• **GIVEN EXERCISE**
In the listing that follows, count each line containing the string "siguiente" and report only the count.

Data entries
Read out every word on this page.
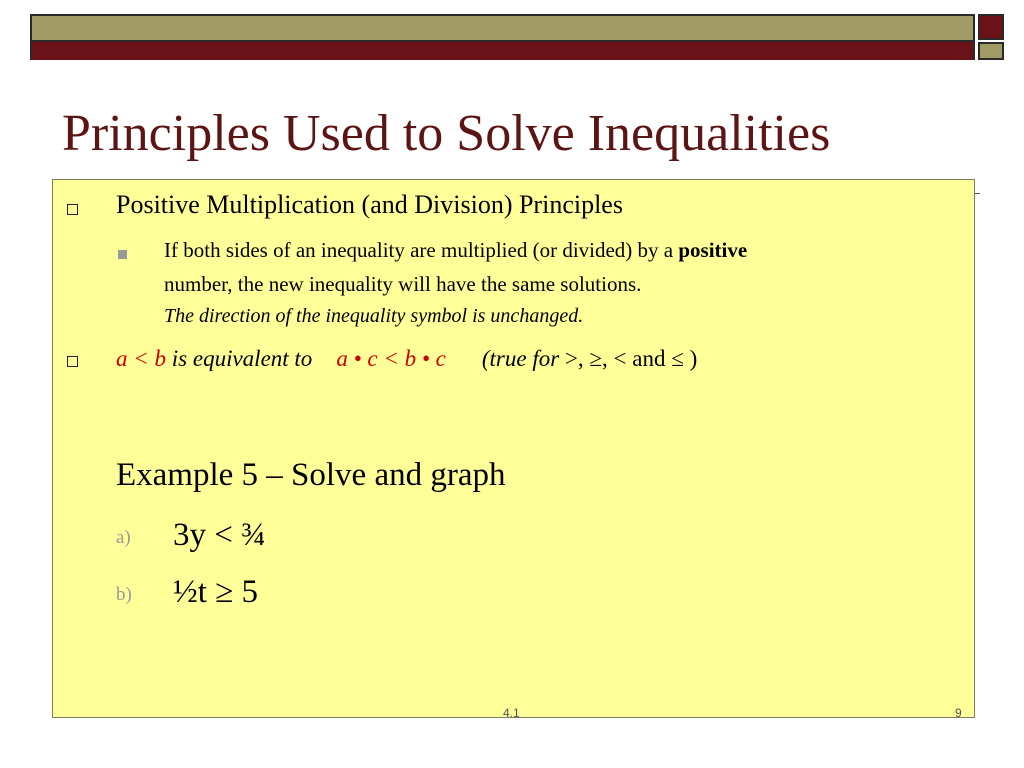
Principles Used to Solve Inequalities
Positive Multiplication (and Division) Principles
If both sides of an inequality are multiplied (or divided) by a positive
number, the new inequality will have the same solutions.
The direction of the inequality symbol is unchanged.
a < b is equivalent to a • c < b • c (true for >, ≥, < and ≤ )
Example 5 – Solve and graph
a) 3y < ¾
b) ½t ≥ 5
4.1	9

==

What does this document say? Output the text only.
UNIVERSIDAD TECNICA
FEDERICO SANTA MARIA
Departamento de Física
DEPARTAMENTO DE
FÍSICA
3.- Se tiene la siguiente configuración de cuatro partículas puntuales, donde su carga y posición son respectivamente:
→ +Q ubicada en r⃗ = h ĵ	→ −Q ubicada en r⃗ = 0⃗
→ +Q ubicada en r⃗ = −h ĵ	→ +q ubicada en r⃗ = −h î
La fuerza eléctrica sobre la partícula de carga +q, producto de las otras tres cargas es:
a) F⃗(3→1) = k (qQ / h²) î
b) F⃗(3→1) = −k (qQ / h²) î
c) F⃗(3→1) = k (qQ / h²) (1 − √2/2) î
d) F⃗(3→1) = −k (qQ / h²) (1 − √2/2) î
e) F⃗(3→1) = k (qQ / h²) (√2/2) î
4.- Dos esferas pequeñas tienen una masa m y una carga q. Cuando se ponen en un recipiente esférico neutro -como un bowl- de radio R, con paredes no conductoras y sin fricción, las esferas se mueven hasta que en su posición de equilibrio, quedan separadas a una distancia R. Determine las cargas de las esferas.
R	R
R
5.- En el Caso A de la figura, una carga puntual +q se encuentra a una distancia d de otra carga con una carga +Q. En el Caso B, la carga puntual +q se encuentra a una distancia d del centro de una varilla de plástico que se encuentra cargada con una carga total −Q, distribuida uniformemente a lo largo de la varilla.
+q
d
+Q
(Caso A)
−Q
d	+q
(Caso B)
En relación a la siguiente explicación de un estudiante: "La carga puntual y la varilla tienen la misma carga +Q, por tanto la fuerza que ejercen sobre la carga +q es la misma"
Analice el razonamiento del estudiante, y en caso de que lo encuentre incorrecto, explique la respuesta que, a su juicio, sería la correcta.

• **PROBLEM SOLUTION**
2